**Ваше задание**
Какое произведение Пелевина, согласно фрагменту о его книгах, поможет найти ту самую тургеневско-бунинскую любовь?

Унылый и обыденный акт любви, совершаемый не по взаимному влечению, а по привычке (у людей так оно чаще всего и бывает), всегда напоминал мне наши выборы. После долгого вранья пропихнуть единственного реального кандидата в равнодушную к любым вбросам щель, а потом уверять себя, что это и было то самое, по поводу чего сходит с ума весь свободный мир.
Подход к вопросу прагматичный, неэротоманский, усталый. Без задора.
Так и отношения банкира Степана с англичанкой Мюс из «Чисел» – сильно побочная линия сюжета про перерождение нумеролога, где главная любовная линия вызывающе гомосексуальна. Мюс поначалу увлекает своей инакостью бизнесмена, привыкшего к сексуально-финансовым обменам, но вынуждена уступить место гораздо более притягательному персонажу – лунному брату солнечного героя.
Если задаться целью найти у Пелевина ту самую тургеневско-бунинскую любовь со спертым в зобу дыханием, то на помощь придет «Чапаев и Пустота». Но и тут такое понятное влечение молодого поэта к роковой Анке оттеняется его тягой к старшему товарищу, красному командиру-усачу.
Спроси Петра Пустоту, как бы он хотел провести идеальный вечер: с Анкой в ресторане под фикусом или с Василием Ивановичем за разговорами об объективизации субъективного под самогон с луком, – ответ никого бы не удивил. Любовь к высшему знанию важнее. Что для героя, что для писателя.
Любой актер все равно играет самого себя. Роли нежных и ласковых плохо удавались даже старику Де Ниро: не тот темперамент. Писатель пишет про себя. «Мадам Бовари – это я», – говорил Флобер. Потому что а кто же еще?
У кого-то корпус текстов биографичен показательно, у кого-то нет, но вложить свои мысли и настроения в голову героя не избитый ход, а суровая производственная необходимость. Другие-то где взять?
Можно предположить, что Пелевин и сам такой – малоромантичный. Он более увлечен оригинальными схемами управления сознанием и поисками первопричин в подростковом пространстве компьютерных игр.
Лишая свои сюжеты столь выигрышной борьбы за благосклонность женщины, он при этом оказывается в плюсе. Про любовь много писателей. Пелевин один.
Сатирик
Пелевину можно придумать массу разных эпитетов: постмодернист, мистик, эзотерик, писатель для детей и юношества, автор приключенческой литературы, наконец. В свое время его не номинировали на литературную премию Андрея Белого под предлогом, что это просто «Сорокин в издательстве “Детгиз”» (см. «И Сорокин»). Его называют бытописателем, сказочником, пророком. Но одно определение возникнет сразу и чаще других: Пелевин – сатирик.

**Предоставленные строки**

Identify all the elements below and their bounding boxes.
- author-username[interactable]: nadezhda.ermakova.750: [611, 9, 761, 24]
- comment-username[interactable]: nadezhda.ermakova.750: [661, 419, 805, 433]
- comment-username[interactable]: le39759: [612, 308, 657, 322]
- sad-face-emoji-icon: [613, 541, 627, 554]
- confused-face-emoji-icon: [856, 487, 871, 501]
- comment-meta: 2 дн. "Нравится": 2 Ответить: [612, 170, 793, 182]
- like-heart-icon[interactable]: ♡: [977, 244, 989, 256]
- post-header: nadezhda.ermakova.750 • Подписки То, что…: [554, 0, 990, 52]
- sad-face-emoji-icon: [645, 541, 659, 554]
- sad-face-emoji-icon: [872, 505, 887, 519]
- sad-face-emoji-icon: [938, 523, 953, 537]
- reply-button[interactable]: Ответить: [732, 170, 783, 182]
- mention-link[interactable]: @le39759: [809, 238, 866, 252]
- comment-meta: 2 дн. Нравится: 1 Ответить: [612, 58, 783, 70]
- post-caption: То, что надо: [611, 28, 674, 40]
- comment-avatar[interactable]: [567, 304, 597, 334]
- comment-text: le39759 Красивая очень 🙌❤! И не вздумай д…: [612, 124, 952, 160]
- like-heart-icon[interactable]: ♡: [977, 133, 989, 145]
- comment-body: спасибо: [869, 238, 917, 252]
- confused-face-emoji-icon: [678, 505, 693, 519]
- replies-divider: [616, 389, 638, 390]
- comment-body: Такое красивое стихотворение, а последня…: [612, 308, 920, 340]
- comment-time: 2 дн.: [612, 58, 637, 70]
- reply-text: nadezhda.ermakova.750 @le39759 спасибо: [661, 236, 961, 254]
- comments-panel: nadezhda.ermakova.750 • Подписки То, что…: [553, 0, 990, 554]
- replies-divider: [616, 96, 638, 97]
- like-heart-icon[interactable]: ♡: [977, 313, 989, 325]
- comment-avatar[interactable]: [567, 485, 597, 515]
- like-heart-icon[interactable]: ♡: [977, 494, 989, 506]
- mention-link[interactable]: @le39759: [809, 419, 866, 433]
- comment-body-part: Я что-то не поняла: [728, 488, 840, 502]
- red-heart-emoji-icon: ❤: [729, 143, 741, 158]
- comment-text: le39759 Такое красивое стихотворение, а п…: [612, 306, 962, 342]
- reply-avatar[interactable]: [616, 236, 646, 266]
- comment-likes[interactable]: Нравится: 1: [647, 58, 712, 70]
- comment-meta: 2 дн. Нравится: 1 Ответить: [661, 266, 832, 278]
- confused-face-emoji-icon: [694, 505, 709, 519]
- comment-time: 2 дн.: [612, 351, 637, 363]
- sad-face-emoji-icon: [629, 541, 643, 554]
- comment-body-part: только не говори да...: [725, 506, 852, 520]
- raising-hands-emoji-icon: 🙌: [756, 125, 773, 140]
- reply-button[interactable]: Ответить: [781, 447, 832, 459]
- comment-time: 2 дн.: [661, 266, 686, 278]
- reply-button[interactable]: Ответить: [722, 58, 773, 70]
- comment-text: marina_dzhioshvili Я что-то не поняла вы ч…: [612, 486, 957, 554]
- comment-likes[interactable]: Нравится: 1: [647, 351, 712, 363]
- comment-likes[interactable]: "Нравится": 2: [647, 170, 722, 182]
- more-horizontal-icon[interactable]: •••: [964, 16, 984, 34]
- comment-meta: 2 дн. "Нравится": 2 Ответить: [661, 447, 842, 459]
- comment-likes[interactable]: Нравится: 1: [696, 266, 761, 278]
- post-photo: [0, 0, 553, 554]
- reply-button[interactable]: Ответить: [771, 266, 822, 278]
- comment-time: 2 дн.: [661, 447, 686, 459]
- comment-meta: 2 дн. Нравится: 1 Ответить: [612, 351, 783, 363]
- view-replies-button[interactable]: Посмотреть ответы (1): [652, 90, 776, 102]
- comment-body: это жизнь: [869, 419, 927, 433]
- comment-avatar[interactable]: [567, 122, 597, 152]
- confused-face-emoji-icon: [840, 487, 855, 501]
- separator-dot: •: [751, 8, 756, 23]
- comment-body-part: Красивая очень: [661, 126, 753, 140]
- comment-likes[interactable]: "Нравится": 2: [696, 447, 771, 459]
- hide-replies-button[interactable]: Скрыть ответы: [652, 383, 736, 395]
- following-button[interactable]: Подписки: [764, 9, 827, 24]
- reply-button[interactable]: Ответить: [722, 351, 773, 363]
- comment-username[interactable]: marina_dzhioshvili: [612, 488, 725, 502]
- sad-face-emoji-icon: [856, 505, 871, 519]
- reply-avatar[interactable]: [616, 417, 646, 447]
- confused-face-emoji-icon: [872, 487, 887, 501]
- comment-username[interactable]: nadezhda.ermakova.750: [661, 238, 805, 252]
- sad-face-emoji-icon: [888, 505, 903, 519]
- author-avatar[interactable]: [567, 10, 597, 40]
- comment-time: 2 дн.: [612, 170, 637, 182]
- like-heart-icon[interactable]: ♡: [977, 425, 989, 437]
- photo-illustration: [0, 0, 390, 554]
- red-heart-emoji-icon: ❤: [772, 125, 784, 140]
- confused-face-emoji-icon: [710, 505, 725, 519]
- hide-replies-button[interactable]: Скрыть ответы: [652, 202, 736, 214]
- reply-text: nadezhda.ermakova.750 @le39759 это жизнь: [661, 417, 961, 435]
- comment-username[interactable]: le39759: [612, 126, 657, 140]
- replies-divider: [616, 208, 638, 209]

**Поле ответа**
«Чапаев и Пустота».